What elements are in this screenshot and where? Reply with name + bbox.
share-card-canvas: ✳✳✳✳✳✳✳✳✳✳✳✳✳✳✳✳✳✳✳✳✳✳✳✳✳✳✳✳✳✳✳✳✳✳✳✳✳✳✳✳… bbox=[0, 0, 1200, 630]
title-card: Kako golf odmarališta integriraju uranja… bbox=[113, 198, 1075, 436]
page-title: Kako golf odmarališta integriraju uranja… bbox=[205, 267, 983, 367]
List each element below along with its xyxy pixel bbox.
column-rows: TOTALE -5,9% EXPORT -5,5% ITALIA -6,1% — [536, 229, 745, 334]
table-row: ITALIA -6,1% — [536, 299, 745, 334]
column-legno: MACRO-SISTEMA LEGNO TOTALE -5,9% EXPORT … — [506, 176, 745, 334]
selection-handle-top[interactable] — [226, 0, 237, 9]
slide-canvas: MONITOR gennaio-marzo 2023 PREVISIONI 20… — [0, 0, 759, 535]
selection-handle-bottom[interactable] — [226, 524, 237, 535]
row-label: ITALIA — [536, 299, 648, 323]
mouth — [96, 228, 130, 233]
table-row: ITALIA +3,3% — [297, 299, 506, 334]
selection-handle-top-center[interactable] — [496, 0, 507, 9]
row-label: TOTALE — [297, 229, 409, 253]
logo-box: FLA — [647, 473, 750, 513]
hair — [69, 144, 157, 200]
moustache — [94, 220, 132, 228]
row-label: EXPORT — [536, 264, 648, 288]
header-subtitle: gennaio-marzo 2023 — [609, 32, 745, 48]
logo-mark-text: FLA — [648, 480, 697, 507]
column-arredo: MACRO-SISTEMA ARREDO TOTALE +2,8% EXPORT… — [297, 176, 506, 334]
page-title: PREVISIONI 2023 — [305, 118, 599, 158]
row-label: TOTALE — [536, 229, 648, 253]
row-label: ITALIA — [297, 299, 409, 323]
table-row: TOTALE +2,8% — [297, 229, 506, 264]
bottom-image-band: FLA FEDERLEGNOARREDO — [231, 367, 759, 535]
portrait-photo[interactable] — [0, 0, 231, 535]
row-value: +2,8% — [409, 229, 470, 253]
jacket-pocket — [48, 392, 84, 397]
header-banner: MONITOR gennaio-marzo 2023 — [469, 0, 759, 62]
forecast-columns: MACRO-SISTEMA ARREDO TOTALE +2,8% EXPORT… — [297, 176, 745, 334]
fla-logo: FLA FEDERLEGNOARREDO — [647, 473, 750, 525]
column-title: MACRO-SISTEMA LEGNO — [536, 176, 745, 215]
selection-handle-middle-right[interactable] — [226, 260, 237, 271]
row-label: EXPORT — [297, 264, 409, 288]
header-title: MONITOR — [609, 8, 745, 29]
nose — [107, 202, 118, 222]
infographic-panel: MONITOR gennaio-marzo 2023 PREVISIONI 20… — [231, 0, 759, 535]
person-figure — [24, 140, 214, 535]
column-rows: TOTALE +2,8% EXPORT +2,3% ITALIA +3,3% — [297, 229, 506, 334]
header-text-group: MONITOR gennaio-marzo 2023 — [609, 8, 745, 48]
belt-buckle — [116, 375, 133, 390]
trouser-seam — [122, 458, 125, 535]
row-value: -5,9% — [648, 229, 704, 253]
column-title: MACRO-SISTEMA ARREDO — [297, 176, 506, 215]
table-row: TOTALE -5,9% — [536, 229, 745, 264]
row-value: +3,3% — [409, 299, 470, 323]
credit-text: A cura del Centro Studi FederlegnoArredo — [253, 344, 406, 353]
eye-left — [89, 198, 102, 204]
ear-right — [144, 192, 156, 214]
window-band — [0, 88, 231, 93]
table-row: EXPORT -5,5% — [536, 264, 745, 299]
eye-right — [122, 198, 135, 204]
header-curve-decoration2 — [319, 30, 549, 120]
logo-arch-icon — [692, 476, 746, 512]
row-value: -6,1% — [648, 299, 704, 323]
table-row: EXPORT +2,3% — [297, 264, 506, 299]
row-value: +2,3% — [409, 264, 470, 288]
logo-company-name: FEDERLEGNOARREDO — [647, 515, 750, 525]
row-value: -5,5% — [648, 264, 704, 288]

● ● ● ● ● ● ●

GIVEN REQUEST>
Copy the entire listing above word for word, with every line in its original order.

SOLUTION FOR THIS PROBLEM>
What elements are in this screenshot and where? Reply with name + bbox.
share-card-canvas: ✳✳✳✳✳✳✳✳✳✳✳✳✳✳✳✳✳✳✳✳✳✳✳✳✳✳✳✳✳✳✳✳✳✳✳✳✳✳✳✳… bbox=[0, 0, 1200, 630]
title-card: Kako golf odmarališta integriraju uranja… bbox=[113, 198, 1075, 436]
page-title: Kako golf odmarališta integriraju uranja… bbox=[205, 267, 983, 367]
List each element below along with its xyxy pixel bbox.
column-rows: TOTALE -5,9% EXPORT -5,5% ITALIA -6,1% — [536, 229, 745, 334]
table-row: ITALIA -6,1% — [536, 299, 745, 334]
column-legno: MACRO-SISTEMA LEGNO TOTALE -5,9% EXPORT … — [506, 176, 745, 334]
selection-handle-top[interactable] — [226, 0, 237, 9]
slide-canvas: MONITOR gennaio-marzo 2023 PREVISIONI 20… — [0, 0, 759, 535]
selection-handle-bottom[interactable] — [226, 524, 237, 535]
row-label: ITALIA — [536, 299, 648, 323]
mouth — [96, 228, 130, 233]
table-row: ITALIA +3,3% — [297, 299, 506, 334]
selection-handle-top-center[interactable] — [496, 0, 507, 9]
row-label: TOTALE — [297, 229, 409, 253]
logo-box: FLA — [647, 473, 750, 513]
hair — [69, 144, 157, 200]
moustache — [94, 220, 132, 228]
row-label: EXPORT — [536, 264, 648, 288]
header-subtitle: gennaio-marzo 2023 — [609, 32, 745, 48]
logo-mark-text: FLA — [648, 480, 697, 507]
column-arredo: MACRO-SISTEMA ARREDO TOTALE +2,8% EXPORT… — [297, 176, 506, 334]
page-title: PREVISIONI 2023 — [305, 118, 599, 158]
row-label: TOTALE — [536, 229, 648, 253]
row-label: ITALIA — [297, 299, 409, 323]
table-row: TOTALE +2,8% — [297, 229, 506, 264]
bottom-image-band: FLA FEDERLEGNOARREDO — [231, 367, 759, 535]
portrait-photo[interactable] — [0, 0, 231, 535]
row-value: +2,8% — [409, 229, 470, 253]
jacket-pocket — [48, 392, 84, 397]
header-banner: MONITOR gennaio-marzo 2023 — [469, 0, 759, 62]
forecast-columns: MACRO-SISTEMA ARREDO TOTALE +2,8% EXPORT… — [297, 176, 745, 334]
fla-logo: FLA FEDERLEGNOARREDO — [647, 473, 750, 525]
column-title: MACRO-SISTEMA LEGNO — [536, 176, 745, 215]
selection-handle-middle-right[interactable] — [226, 260, 237, 271]
row-label: EXPORT — [297, 264, 409, 288]
header-title: MONITOR — [609, 8, 745, 29]
nose — [107, 202, 118, 222]
infographic-panel: MONITOR gennaio-marzo 2023 PREVISIONI 20… — [231, 0, 759, 535]
person-figure — [24, 140, 214, 535]
column-rows: TOTALE +2,8% EXPORT +2,3% ITALIA +3,3% — [297, 229, 506, 334]
header-text-group: MONITOR gennaio-marzo 2023 — [609, 8, 745, 48]
belt-buckle — [116, 375, 133, 390]
trouser-seam — [122, 458, 125, 535]
row-value: -5,9% — [648, 229, 704, 253]
column-title: MACRO-SISTEMA ARREDO — [297, 176, 506, 215]
table-row: TOTALE -5,9% — [536, 229, 745, 264]
row-value: +3,3% — [409, 299, 470, 323]
credit-text: A cura del Centro Studi FederlegnoArredo — [253, 344, 406, 353]
eye-left — [89, 198, 102, 204]
ear-right — [144, 192, 156, 214]
window-band — [0, 88, 231, 93]
table-row: EXPORT -5,5% — [536, 264, 745, 299]
eye-right — [122, 198, 135, 204]
header-curve-decoration2 — [319, 30, 549, 120]
logo-arch-icon — [692, 476, 746, 512]
row-value: -6,1% — [648, 299, 704, 323]
table-row: EXPORT +2,3% — [297, 264, 506, 299]
row-value: +2,3% — [409, 264, 470, 288]
logo-company-name: FEDERLEGNOARREDO — [647, 515, 750, 525]
row-value: -5,5% — [648, 264, 704, 288]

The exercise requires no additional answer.